◆ The request ◆
Scan the data below and pick out the lines containing the word "Butyrate".

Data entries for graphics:

--- start ---

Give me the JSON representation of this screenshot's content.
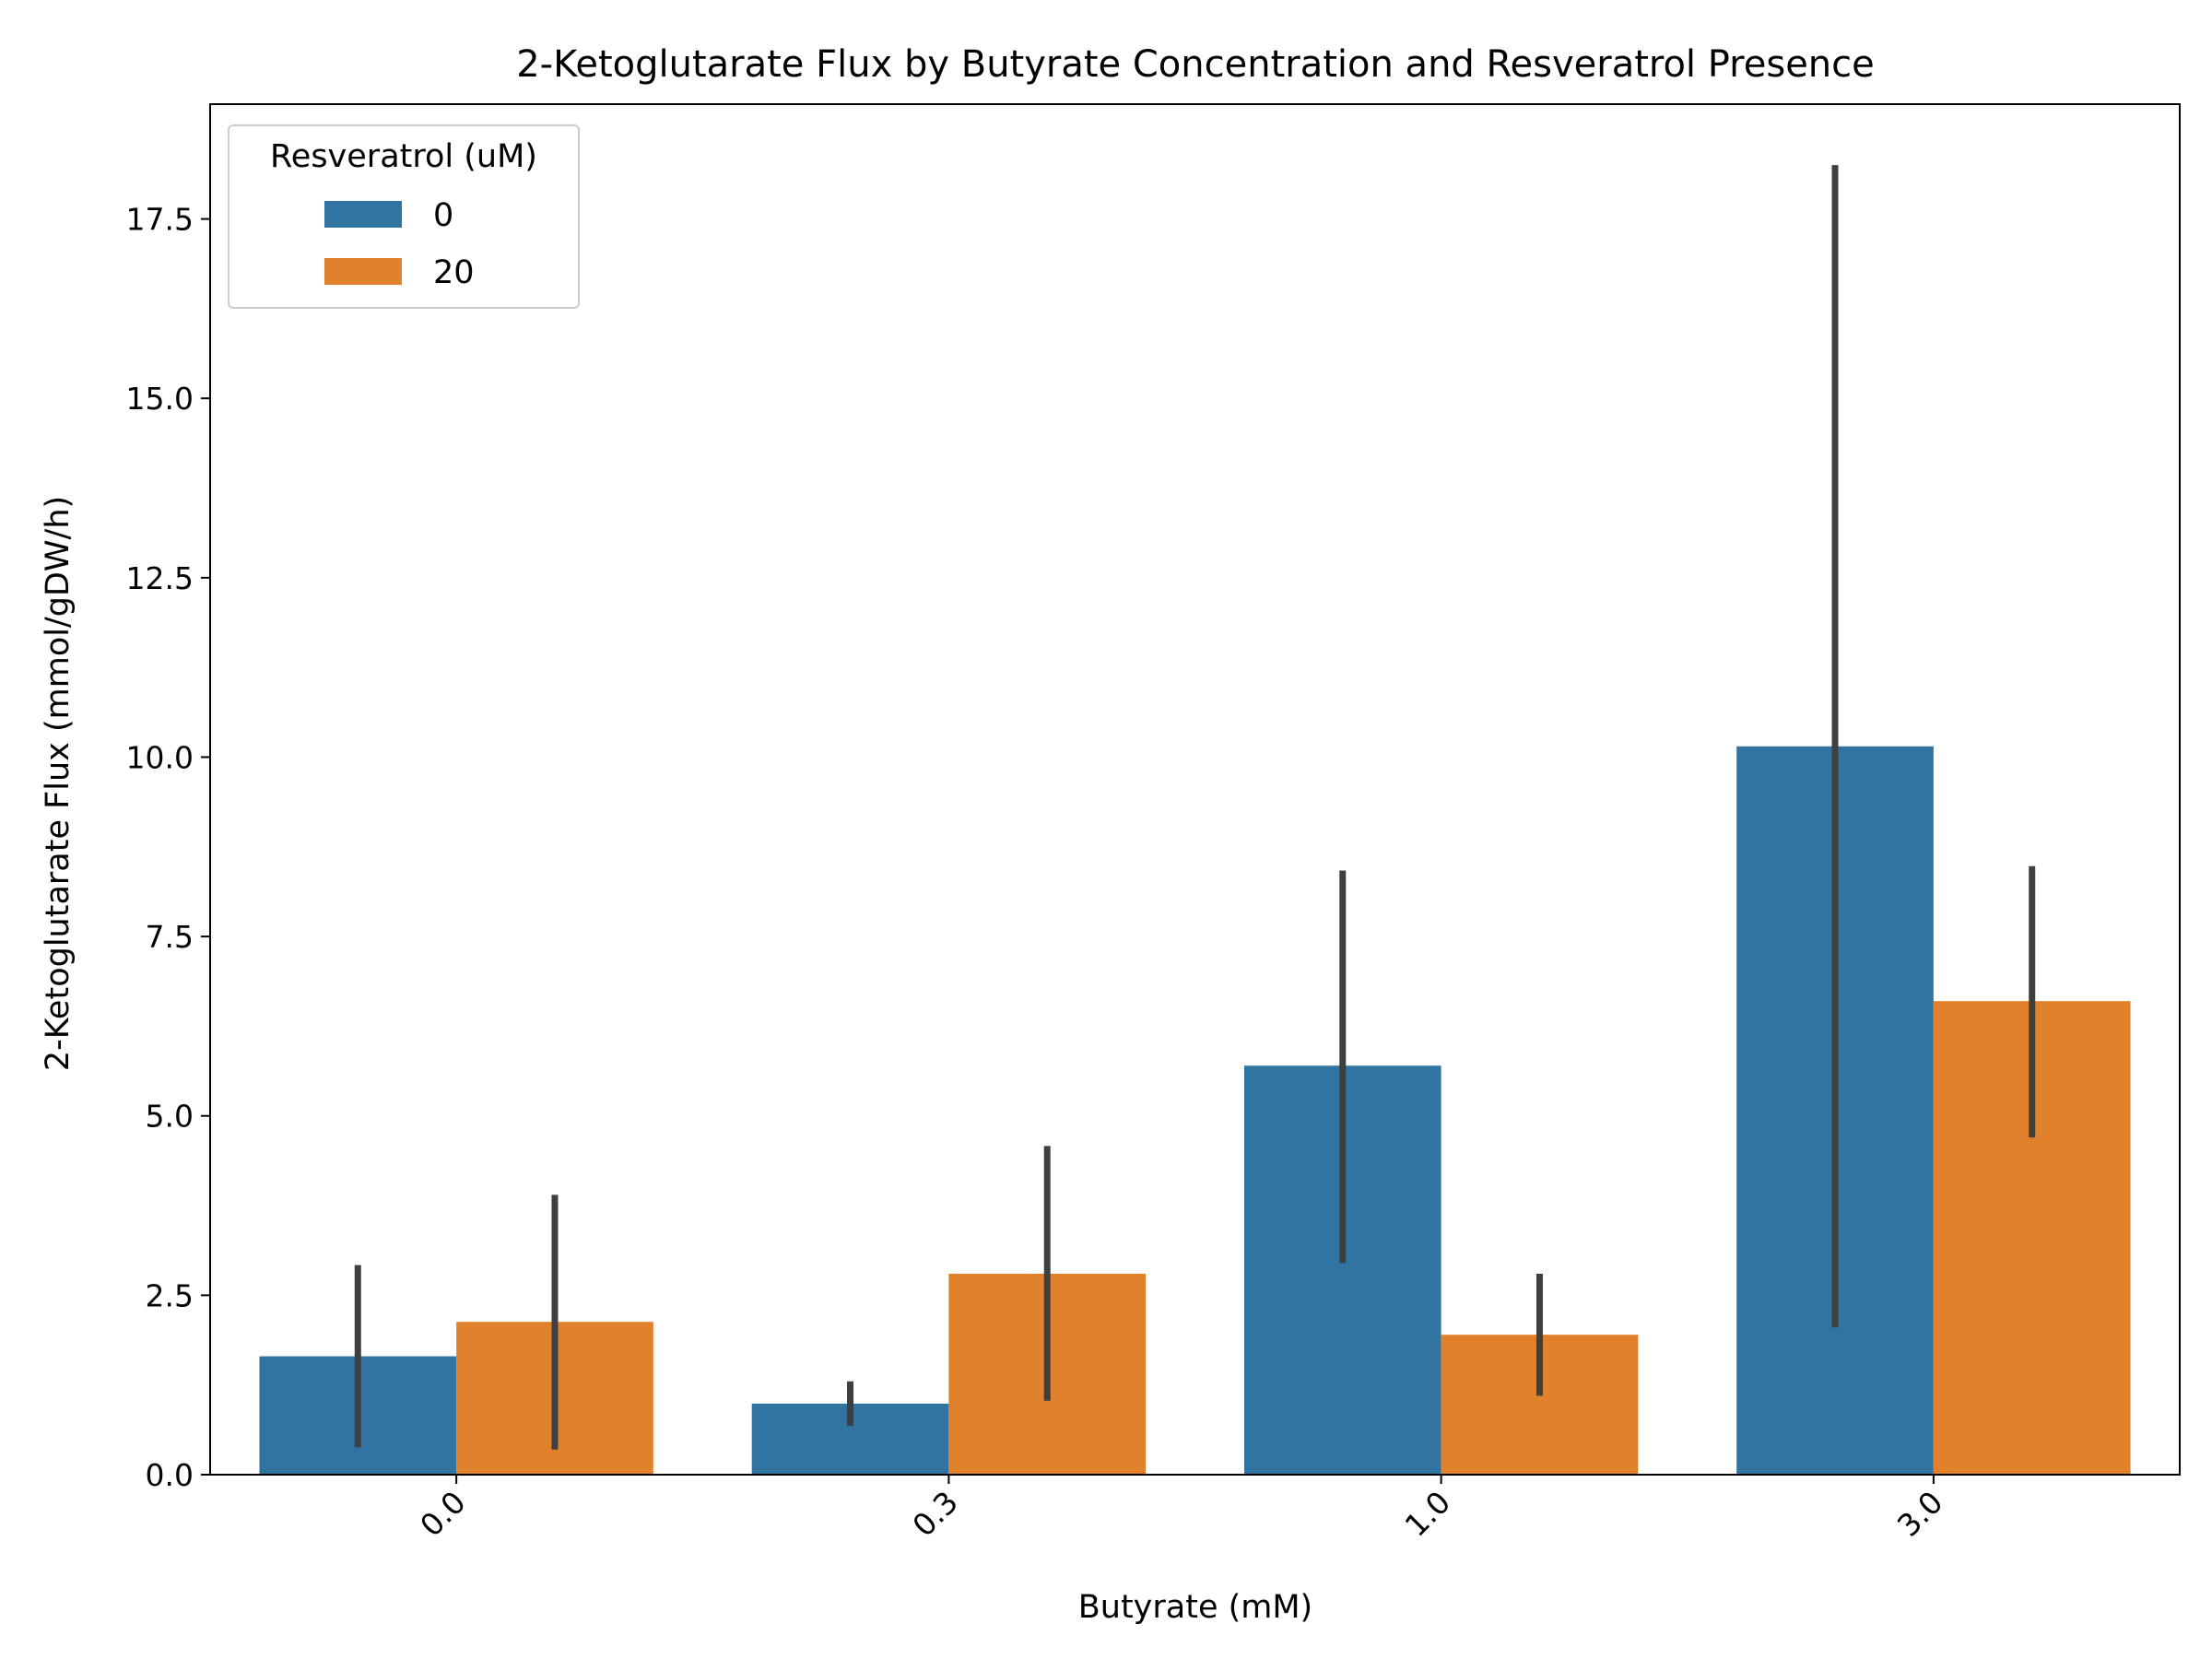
{
  "chart_data": {
    "type": "bar",
    "title": "2-Ketoglutarate Flux by Butyrate Concentration and Resveratrol Presence",
    "xlabel": "Butyrate (mM)",
    "ylabel": "2-Ketoglutarate Flux (mmol/gDW/h)",
    "categories": [
      "0.0",
      "0.3",
      "1.0",
      "3.0"
    ],
    "ylim": [
      0,
      19.1
    ],
    "yticks": [
      "0.0",
      "2.5",
      "5.0",
      "7.5",
      "10.0",
      "12.5",
      "15.0",
      "17.5"
    ],
    "ytick_values": [
      0,
      2.5,
      5,
      7.5,
      10,
      12.5,
      15,
      17.5
    ],
    "grid": false,
    "legend": {
      "title": "Resveratrol (uM)",
      "position": "top-left"
    },
    "series": [
      {
        "name": "0",
        "color": "#3274a1",
        "values": [
          1.65,
          0.99,
          5.7,
          10.15
        ],
        "error_low": [
          0.38,
          0.68,
          2.95,
          2.05
        ],
        "error_high": [
          2.92,
          1.3,
          8.42,
          18.25
        ]
      },
      {
        "name": "20",
        "color": "#e1812c",
        "values": [
          2.13,
          2.8,
          1.95,
          6.6
        ],
        "error_low": [
          0.35,
          1.03,
          1.1,
          4.7
        ],
        "error_high": [
          3.9,
          4.58,
          2.8,
          8.48
        ]
      }
    ],
    "errorbar_color": "#3f3f3f"
  }
}
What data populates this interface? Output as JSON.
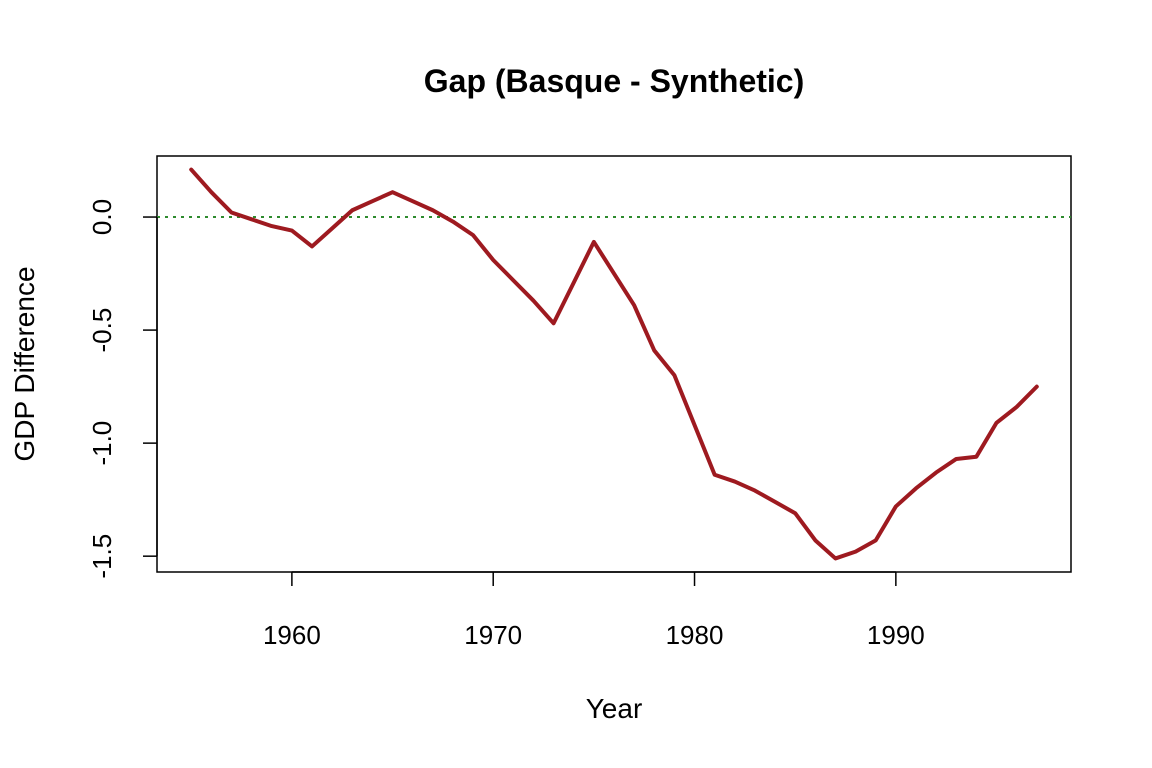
{
  "chart_data": {
    "type": "line",
    "title": "Gap (Basque - Synthetic)",
    "xlabel": "Year",
    "ylabel": "GDP Difference",
    "xlim": [
      1953.3,
      1998.7
    ],
    "ylim": [
      -1.57,
      0.27
    ],
    "x_ticks": [
      1960,
      1970,
      1980,
      1990
    ],
    "y_ticks": [
      -1.5,
      -1.0,
      -0.5,
      0.0
    ],
    "y_tick_labels": [
      "-1.5",
      "-1.0",
      "-0.5",
      "0.0"
    ],
    "grid": false,
    "reference_line": {
      "y": 0.0,
      "style": "dotted",
      "color": "#2e8b2e"
    },
    "series": [
      {
        "color": "#9e1a20",
        "x": [
          1955,
          1956,
          1957,
          1958,
          1959,
          1960,
          1961,
          1962,
          1963,
          1964,
          1965,
          1966,
          1967,
          1968,
          1969,
          1970,
          1971,
          1972,
          1973,
          1974,
          1975,
          1976,
          1977,
          1978,
          1979,
          1980,
          1981,
          1982,
          1983,
          1984,
          1985,
          1986,
          1987,
          1988,
          1989,
          1990,
          1991,
          1992,
          1993,
          1994,
          1995,
          1996,
          1997
        ],
        "y": [
          0.21,
          0.11,
          0.02,
          -0.01,
          -0.04,
          -0.06,
          -0.13,
          -0.05,
          0.03,
          0.07,
          0.11,
          0.07,
          0.03,
          -0.02,
          -0.08,
          -0.19,
          -0.28,
          -0.37,
          -0.47,
          -0.29,
          -0.11,
          -0.25,
          -0.39,
          -0.59,
          -0.7,
          -0.92,
          -1.14,
          -1.17,
          -1.21,
          -1.26,
          -1.31,
          -1.43,
          -1.51,
          -1.48,
          -1.43,
          -1.28,
          -1.2,
          -1.13,
          -1.07,
          -1.06,
          -0.91,
          -0.84,
          -0.75
        ]
      }
    ]
  }
}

--- end ---

◆ Correct response ◆
    "title": "2-Ketoglutarate Flux by Butyrate Concentration and Resveratrol Presence",
    "xlabel": "Butyrate (mM)",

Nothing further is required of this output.